Instructions for the task —
Will you extract the entries word for word? Images should not appear in the copy.

Dataset excerpts —
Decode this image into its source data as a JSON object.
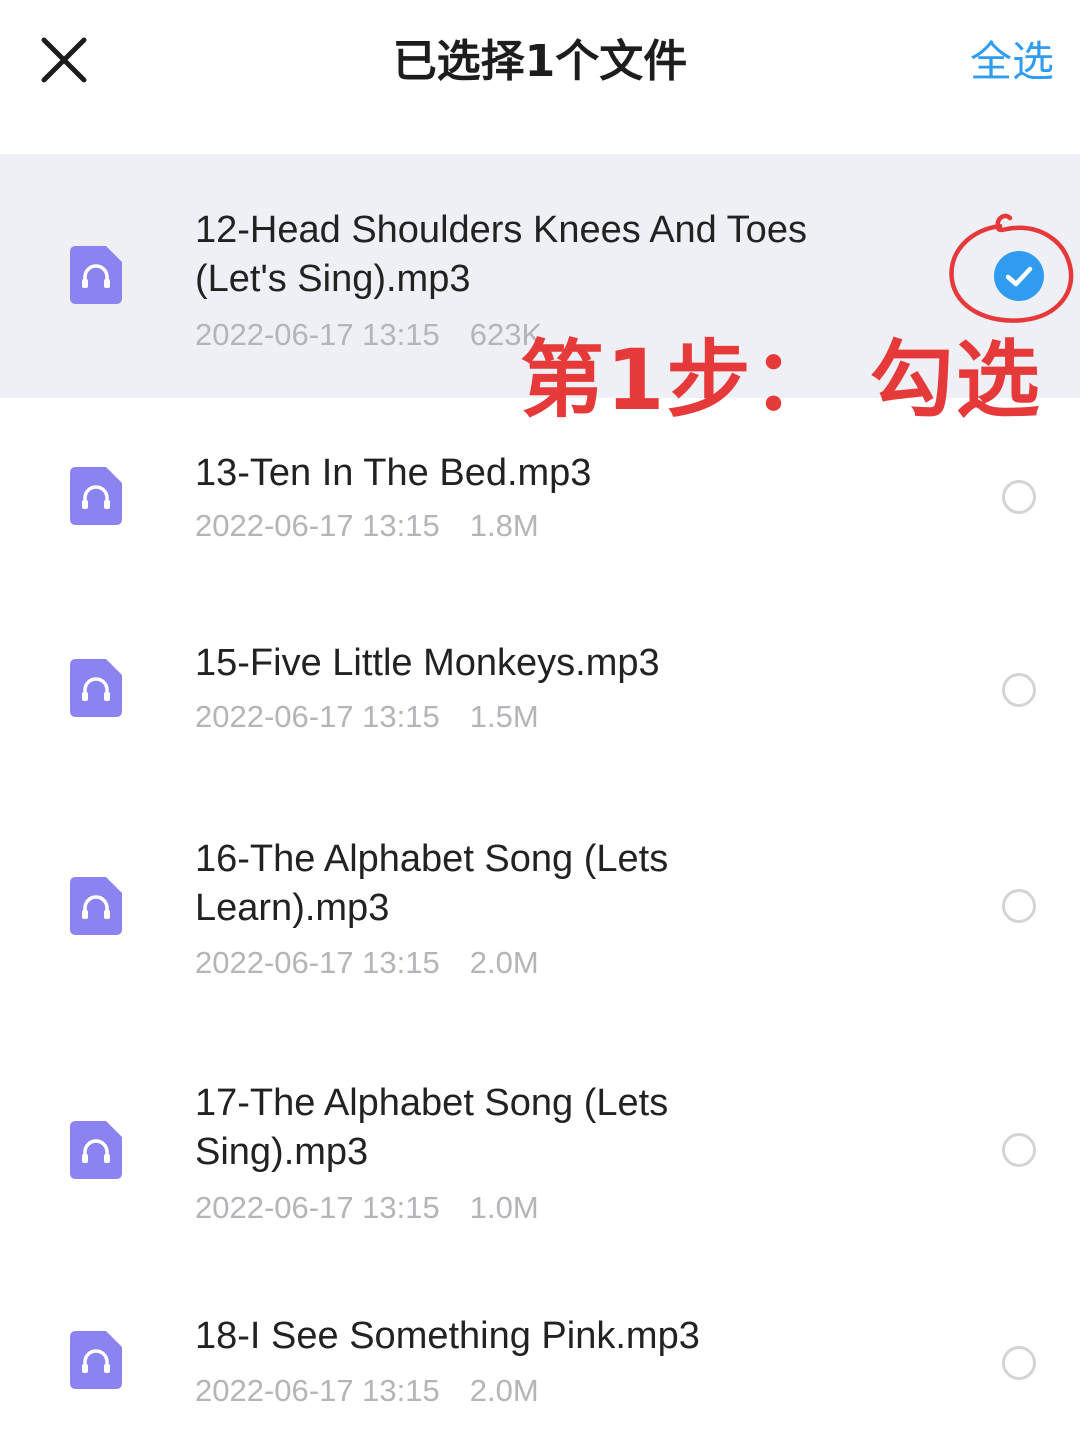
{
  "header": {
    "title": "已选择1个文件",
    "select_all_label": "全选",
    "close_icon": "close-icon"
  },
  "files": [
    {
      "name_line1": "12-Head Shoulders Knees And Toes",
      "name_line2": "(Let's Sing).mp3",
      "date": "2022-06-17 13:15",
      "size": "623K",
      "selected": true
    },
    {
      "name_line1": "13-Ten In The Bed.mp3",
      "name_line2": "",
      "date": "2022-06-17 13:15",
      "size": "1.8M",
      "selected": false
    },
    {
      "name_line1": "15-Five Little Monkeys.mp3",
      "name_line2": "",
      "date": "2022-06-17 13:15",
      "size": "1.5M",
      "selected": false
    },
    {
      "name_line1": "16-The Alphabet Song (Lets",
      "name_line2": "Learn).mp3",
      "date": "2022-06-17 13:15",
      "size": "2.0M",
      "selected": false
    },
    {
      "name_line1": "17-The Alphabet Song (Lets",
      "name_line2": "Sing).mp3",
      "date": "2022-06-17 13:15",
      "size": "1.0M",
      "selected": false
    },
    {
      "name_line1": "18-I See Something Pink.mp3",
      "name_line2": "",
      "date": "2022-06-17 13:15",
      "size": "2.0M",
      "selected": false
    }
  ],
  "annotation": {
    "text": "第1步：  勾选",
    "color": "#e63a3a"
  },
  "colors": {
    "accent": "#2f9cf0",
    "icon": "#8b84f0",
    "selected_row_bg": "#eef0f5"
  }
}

The result —
Decode this image into its source data as a JSON object.
{
  "header": {
    "title": "已选择1个文件",
    "select_all_label": "全选",
    "close_icon": "close-icon"
  },
  "files": [
    {
      "name_line1": "12-Head Shoulders Knees And Toes",
      "name_line2": "(Let's Sing).mp3",
      "date": "2022-06-17 13:15",
      "size": "623K",
      "selected": true
    },
    {
      "name_line1": "13-Ten In The Bed.mp3",
      "name_line2": "",
      "date": "2022-06-17 13:15",
      "size": "1.8M",
      "selected": false
    },
    {
      "name_line1": "15-Five Little Monkeys.mp3",
      "name_line2": "",
      "date": "2022-06-17 13:15",
      "size": "1.5M",
      "selected": false
    },
    {
      "name_line1": "16-The Alphabet Song (Lets",
      "name_line2": "Learn).mp3",
      "date": "2022-06-17 13:15",
      "size": "2.0M",
      "selected": false
    },
    {
      "name_line1": "17-The Alphabet Song (Lets",
      "name_line2": "Sing).mp3",
      "date": "2022-06-17 13:15",
      "size": "1.0M",
      "selected": false
    },
    {
      "name_line1": "18-I See Something Pink.mp3",
      "name_line2": "",
      "date": "2022-06-17 13:15",
      "size": "2.0M",
      "selected": false
    }
  ],
  "annotation": {
    "text": "第1步：  勾选",
    "color": "#e63a3a"
  },
  "colors": {
    "accent": "#2f9cf0",
    "icon": "#8b84f0",
    "selected_row_bg": "#eef0f5"
  }
}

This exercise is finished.